## [WHAT THE EXERCISE ASKS]
Write out all lines holding the word "untuk".

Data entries
_ _ _ _ _
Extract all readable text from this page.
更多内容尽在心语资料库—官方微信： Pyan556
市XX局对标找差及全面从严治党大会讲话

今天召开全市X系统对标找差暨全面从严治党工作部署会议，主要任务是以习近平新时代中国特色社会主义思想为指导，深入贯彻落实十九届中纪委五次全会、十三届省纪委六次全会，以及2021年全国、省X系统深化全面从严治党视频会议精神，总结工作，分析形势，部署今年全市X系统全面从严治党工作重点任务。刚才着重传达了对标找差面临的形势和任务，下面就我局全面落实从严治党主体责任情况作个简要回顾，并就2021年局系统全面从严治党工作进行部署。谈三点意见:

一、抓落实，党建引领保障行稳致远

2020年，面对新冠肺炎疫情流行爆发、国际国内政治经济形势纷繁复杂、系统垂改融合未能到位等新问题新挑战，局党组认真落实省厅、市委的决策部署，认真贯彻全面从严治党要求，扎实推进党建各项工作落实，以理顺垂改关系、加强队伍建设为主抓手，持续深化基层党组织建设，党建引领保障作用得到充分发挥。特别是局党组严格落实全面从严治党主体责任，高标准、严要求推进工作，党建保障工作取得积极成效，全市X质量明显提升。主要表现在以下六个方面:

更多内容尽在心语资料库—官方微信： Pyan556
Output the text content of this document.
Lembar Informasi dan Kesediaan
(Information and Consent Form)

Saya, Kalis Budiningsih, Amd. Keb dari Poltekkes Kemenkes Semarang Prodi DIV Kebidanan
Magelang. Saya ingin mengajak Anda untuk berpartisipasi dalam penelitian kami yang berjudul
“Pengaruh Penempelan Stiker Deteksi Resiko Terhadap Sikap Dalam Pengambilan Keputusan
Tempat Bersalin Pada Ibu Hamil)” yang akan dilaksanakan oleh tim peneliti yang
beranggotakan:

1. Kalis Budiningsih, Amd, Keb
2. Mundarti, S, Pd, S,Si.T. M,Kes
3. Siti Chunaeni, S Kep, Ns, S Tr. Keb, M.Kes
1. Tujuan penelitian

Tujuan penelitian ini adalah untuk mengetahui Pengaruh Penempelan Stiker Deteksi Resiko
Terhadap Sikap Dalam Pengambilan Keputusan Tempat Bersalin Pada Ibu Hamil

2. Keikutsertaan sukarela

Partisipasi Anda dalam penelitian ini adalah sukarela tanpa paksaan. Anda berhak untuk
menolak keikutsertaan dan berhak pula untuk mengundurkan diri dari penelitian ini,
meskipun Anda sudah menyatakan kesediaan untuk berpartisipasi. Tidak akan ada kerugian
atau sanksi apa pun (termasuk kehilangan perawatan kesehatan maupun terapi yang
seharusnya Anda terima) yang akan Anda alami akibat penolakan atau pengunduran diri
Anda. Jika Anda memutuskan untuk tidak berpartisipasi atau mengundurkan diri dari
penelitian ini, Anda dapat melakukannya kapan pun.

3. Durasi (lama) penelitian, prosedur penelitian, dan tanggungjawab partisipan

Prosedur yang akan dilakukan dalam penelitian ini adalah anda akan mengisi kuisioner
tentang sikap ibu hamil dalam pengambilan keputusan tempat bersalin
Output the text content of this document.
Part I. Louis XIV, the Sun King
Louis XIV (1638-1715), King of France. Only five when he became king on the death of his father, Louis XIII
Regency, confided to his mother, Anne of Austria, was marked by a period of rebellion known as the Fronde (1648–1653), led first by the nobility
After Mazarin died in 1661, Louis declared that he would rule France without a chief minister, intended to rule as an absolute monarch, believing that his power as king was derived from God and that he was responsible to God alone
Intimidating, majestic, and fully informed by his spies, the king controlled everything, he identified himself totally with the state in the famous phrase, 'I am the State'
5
_ _ _ _ _
## [WORKED SOLUTION]
Magelang. Saya ingin mengajak Anda untuk berpartisipasi dalam penelitian kami yang berjudul
Tujuan penelitian ini adalah untuk mengetahui Pengaruh Penempelan Stiker Deteksi Resiko
Partisipasi Anda dalam penelitian ini adalah sukarela tanpa paksaan. Anda berhak untuk
menolak keikutsertaan dan berhak pula untuk mengundurkan diri dari penelitian ini,
meskipun Anda sudah menyatakan kesediaan untuk berpartisipasi. Tidak akan ada kerugian
Anda. Jika Anda memutuskan untuk tidak berpartisipasi atau mengundurkan diri dari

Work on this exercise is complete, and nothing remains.